## BEGIN
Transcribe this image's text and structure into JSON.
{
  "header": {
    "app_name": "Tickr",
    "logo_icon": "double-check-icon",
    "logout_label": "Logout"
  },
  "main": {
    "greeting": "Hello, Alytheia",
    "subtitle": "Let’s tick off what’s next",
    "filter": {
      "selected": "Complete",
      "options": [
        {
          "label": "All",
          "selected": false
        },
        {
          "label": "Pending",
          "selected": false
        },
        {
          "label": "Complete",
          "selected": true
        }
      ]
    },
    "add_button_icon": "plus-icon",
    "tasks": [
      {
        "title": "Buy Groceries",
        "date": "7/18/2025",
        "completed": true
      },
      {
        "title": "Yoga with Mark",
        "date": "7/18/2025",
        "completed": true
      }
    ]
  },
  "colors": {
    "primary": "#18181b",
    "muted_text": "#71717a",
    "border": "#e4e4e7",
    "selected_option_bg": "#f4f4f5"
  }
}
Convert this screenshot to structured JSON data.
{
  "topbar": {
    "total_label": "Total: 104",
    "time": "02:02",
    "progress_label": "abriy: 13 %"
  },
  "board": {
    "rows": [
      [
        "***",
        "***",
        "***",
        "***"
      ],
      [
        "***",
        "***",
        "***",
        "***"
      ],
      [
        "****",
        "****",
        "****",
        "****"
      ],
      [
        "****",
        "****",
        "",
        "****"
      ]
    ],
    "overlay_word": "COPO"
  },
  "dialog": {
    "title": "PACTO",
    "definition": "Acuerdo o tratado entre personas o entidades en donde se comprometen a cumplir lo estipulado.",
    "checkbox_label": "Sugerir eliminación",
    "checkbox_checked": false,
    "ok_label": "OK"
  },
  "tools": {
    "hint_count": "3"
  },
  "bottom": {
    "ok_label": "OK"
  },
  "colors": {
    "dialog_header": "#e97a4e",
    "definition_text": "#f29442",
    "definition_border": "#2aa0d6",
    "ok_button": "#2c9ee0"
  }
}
## END
* _Exercise prompt_: The records above are to be repeated exactly, in their entirety.

* _Solution to the problem_:
Transcribe this image's text and structure into JSON.
{
  "header": {
    "app_name": "Tickr",
    "logo_icon": "double-check-icon",
    "logout_label": "Logout"
  },
  "main": {
    "greeting": "Hello, Alytheia",
    "subtitle": "Let’s tick off what’s next",
    "filter": {
      "selected": "Complete",
      "options": [
        {
          "label": "All",
          "selected": false
        },
        {
          "label": "Pending",
          "selected": false
        },
        {
          "label": "Complete",
          "selected": true
        }
      ]
    },
    "add_button_icon": "plus-icon",
    "tasks": [
      {
        "title": "Buy Groceries",
        "date": "7/18/2025",
        "completed": true
      },
      {
        "title": "Yoga with Mark",
        "date": "7/18/2025",
        "completed": true
      }
    ]
  },
  "colors": {
    "primary": "#18181b",
    "muted_text": "#71717a",
    "border": "#e4e4e7",
    "selected_option_bg": "#f4f4f5"
  }
}
Convert this screenshot to structured JSON data.
{
  "topbar": {
    "total_label": "Total: 104",
    "time": "02:02",
    "progress_label": "abriy: 13 %"
  },
  "board": {
    "rows": [
      [
        "***",
        "***",
        "***",
        "***"
      ],
      [
        "***",
        "***",
        "***",
        "***"
      ],
      [
        "****",
        "****",
        "****",
        "****"
      ],
      [
        "****",
        "****",
        "",
        "****"
      ]
    ],
    "overlay_word": "COPO"
  },
  "dialog": {
    "title": "PACTO",
    "definition": "Acuerdo o tratado entre personas o entidades en donde se comprometen a cumplir lo estipulado.",
    "checkbox_label": "Sugerir eliminación",
    "checkbox_checked": false,
    "ok_label": "OK"
  },
  "tools": {
    "hint_count": "3"
  },
  "bottom": {
    "ok_label": "OK"
  },
  "colors": {
    "dialog_header": "#e97a4e",
    "definition_text": "#f29442",
    "definition_border": "#2aa0d6",
    "ok_button": "#2c9ee0"
  }
}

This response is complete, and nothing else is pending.